▶ _WHAT TO PRODUCE_: Provide the count of lines that hold "duration" and no other output.

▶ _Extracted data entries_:
Start

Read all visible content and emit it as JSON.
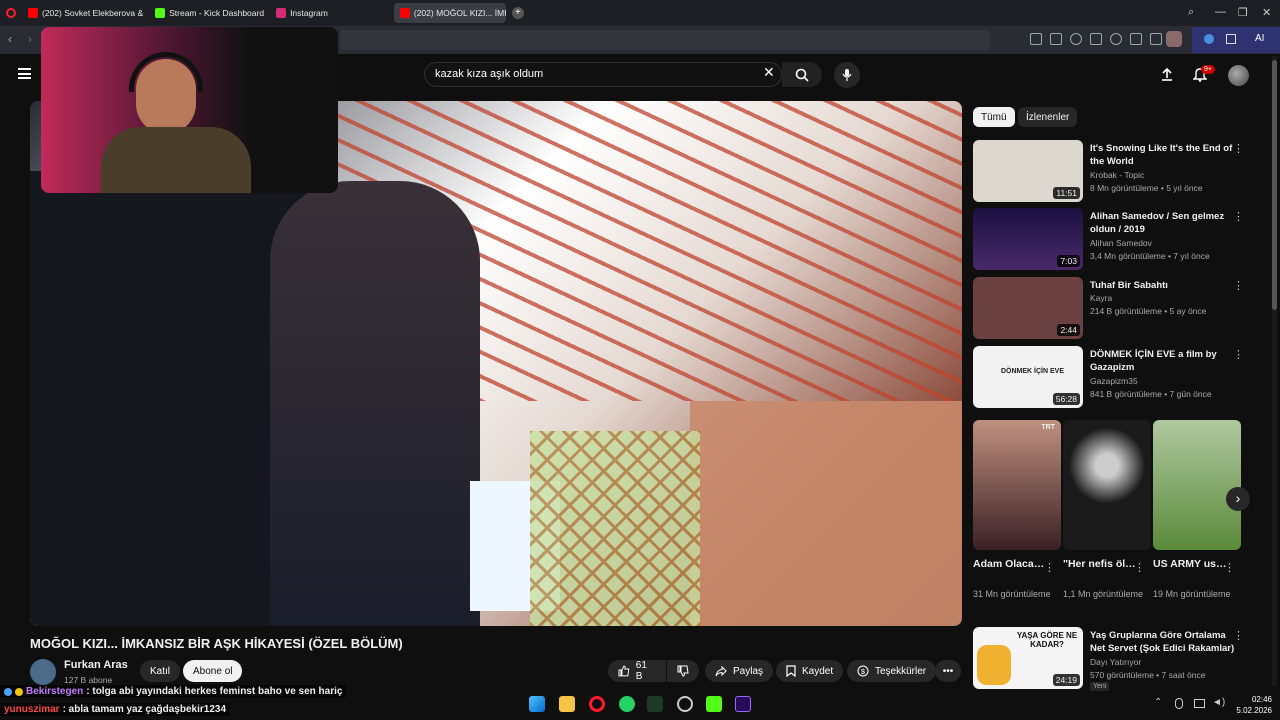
{
  "browser": {
    "tabs": [
      {
        "label": "(202) Sovket Elekberova &",
        "color": "#ff0000"
      },
      {
        "label": "Stream - Kick Dashboard",
        "color": "#53fc18"
      },
      {
        "label": "Instagram",
        "color": "#d62976"
      },
      {
        "label": "(202) MOĞOL KIZI... İMKA",
        "color": "#ff0000",
        "active": true
      }
    ],
    "new_tab": "+",
    "ai_label": "AI"
  },
  "youtube": {
    "search_value": "kazak kıza aşık oldum",
    "notification_badge": "9+",
    "video": {
      "title": "MOĞOL KIZI... İMKANSIZ BİR AŞK HİKAYESİ (ÖZEL BÖLÜM)",
      "channel": "Furkan Aras",
      "subscribers": "127 B abone",
      "join_label": "Katıl",
      "subscribe_label": "Abone ol",
      "likes": "61 B",
      "share_label": "Paylaş",
      "save_label": "Kaydet",
      "thanks_label": "Teşekkürler"
    },
    "chips": [
      "Tümü",
      "İzlenenler"
    ],
    "recommendations": [
      {
        "title": "It's Snowing Like It's the End of the World",
        "channel": "Krobak - Topic",
        "meta": "8 Mn görüntüleme • 5 yıl önce",
        "duration": "11:51",
        "thumb": "#dcd8cf"
      },
      {
        "title": "Alihan Samedov / Sen gelmez oldun / 2019",
        "channel": "Alihan Samedov",
        "meta": "3,4 Mn görüntüleme • 7 yıl önce",
        "duration": "7:03",
        "thumb": "#3a2a5a"
      },
      {
        "title": "Tuhaf Bir Sabahtı",
        "channel": "Kayra",
        "meta": "214 B görüntüleme • 5 ay önce",
        "duration": "2:44",
        "thumb": "#6a4040"
      },
      {
        "title": "DÖNMEK İÇİN EVE a film by Gazapizm",
        "channel": "Gazapizm35",
        "meta": "841 B görüntüleme • 7 gün önce",
        "duration": "56:28",
        "thumb": "#f2f2f2"
      },
      {
        "title": "Yaş Gruplarına Göre Ortalama Net Servet (Şok Edici Rakamlar)",
        "channel": "Dayı Yatırıyor",
        "meta": "570 görüntüleme • 7 saat önce",
        "duration": "24:19",
        "thumb": "#f4f4f4"
      }
    ],
    "shorts": [
      {
        "title": "Adam Olacak Çocuk Uğur...",
        "views": "31 Mn görüntüleme",
        "tag": "TRT",
        "thumb": "#3a2025"
      },
      {
        "title": "\"Her nefis ölümü ...",
        "views": "1,1 Mn görüntüleme",
        "tag": "",
        "thumb": "#1a1a1a"
      },
      {
        "title": "US ARMY us XM7 Rifle / ...",
        "views": "19 Mn görüntüleme",
        "tag": "",
        "thumb": "#5a8a3a"
      }
    ],
    "thumb_text_1": "DÖNMEK İÇİN EVE",
    "thumb_text_2": "YAŞA GÖRE NE KADAR?",
    "new_badge": "Yeni"
  },
  "chat": [
    {
      "user": "Bekirstegen",
      "user_color": "#c27bff",
      "message": ": tolga abi yayındaki herkes feminst baho ve sen hariç"
    },
    {
      "user": "yunuszimar",
      "user_color": "#ff4a4a",
      "message": ": abla tamam yaz çağdaşbekir1234"
    }
  ],
  "taskbar": {
    "time": "02:46",
    "date": "5.02.2026"
  }
}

End

▶ _CORRECT ANSWER_: 5